Stated problem
Set down each line of the material that follows, exactly, with no pictures.

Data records
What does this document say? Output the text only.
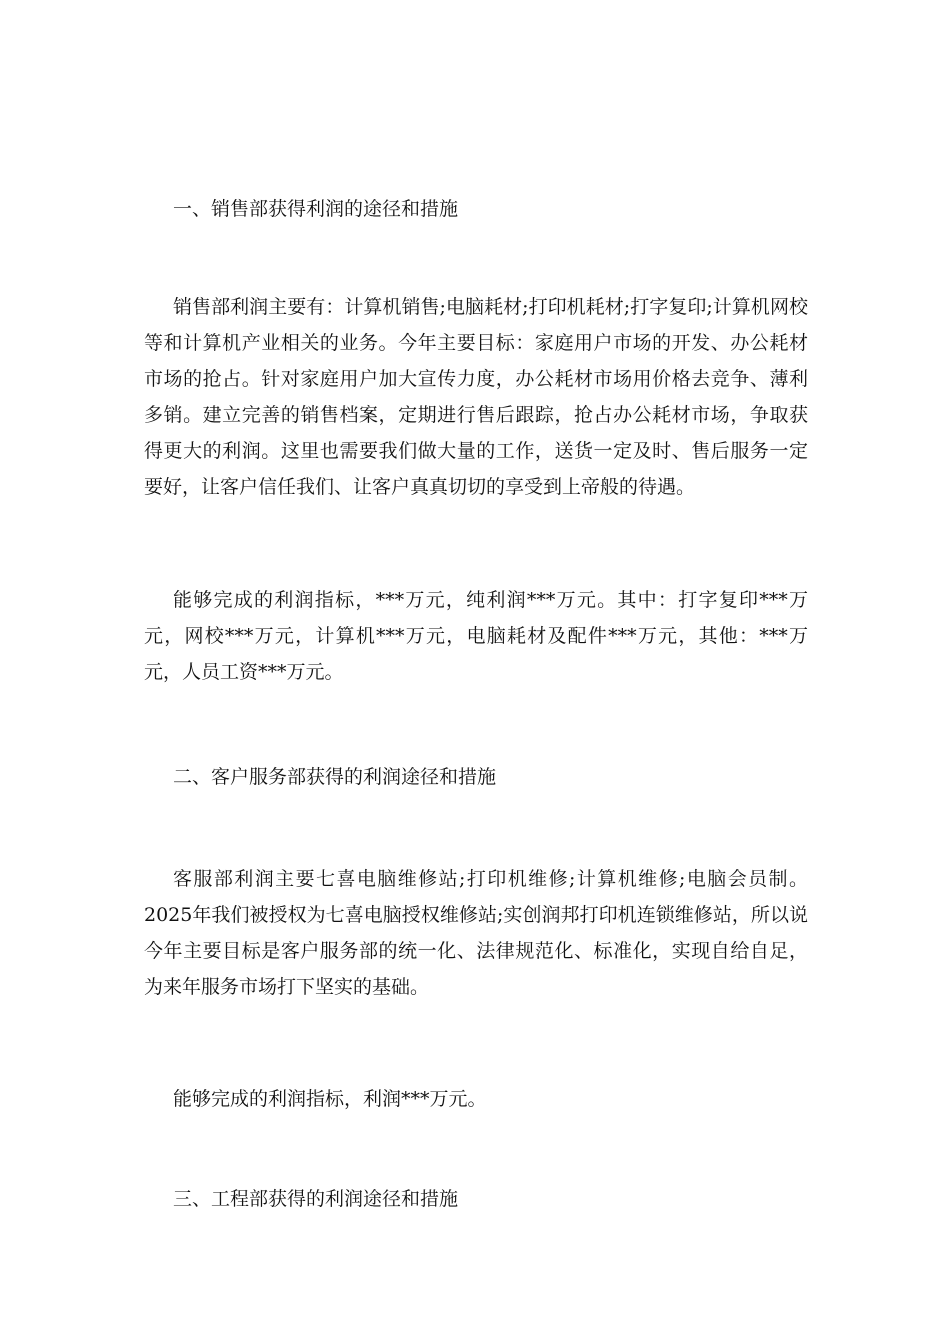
一、销售部获得利润的途径和措施

销售部利润主要有：计算机销售;电脑耗材;打印机耗材;打字复印;计算机网校等和计算机产业相关的业务。今年主要目标：家庭用户市场的开发、办公耗材市场的抢占。针对家庭用户加大宣传力度，办公耗材市场用价格去竞争、薄利多销。建立完善的销售档案，定期进行售后跟踪，抢占办公耗材市场，争取获得更大的利润。这里也需要我们做大量的工作，送货一定及时、售后服务一定要好，让客户信任我们、让客户真真切切的享受到上帝般的待遇。

能够完成的利润指标，***万元，纯利润***万元。其中：打字复印***万元，网校***万元，计算机***万元，电脑耗材及配件***万元，其他：***万元，人员工资***万元。

二、客户服务部获得的利润途径和措施

客服部利润主要七喜电脑维修站;打印机维修;计算机维修;电脑会员制。2025年我们被授权为七喜电脑授权维修站;实创润邦打印机连锁维修站，所以说今年主要目标是客户服务部的统一化、法律规范化、标准化，实现自给自足，为来年服务市场打下坚实的基础。

能够完成的利润指标，利润***万元。

三、工程部获得的利润途径和措施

Worked answer
What does this document say? Output the text only.
一、销售部获得利润的途径和措施

销售部利润主要有：计算机销售;电脑耗材;打印机耗材;打字复印;计算机网校等和计算机产业相关的业务。今年主要目标：家庭用户市场的开发、办公耗材市场的抢占。针对家庭用户加大宣传力度，办公耗材市场用价格去竞争、薄利多销。建立完善的销售档案，定期进行售后跟踪，抢占办公耗材市场，争取获得更大的利润。这里也需要我们做大量的工作，送货一定及时、售后服务一定要好，让客户信任我们、让客户真真切切的享受到上帝般的待遇。

能够完成的利润指标，***万元，纯利润***万元。其中：打字复印***万元，网校***万元，计算机***万元，电脑耗材及配件***万元，其他：***万元，人员工资***万元。

二、客户服务部获得的利润途径和措施

客服部利润主要七喜电脑维修站;打印机维修;计算机维修;电脑会员制。2025年我们被授权为七喜电脑授权维修站;实创润邦打印机连锁维修站，所以说今年主要目标是客户服务部的统一化、法律规范化、标准化，实现自给自足，为来年服务市场打下坚实的基础。

能够完成的利润指标，利润***万元。

三、工程部获得的利润途径和措施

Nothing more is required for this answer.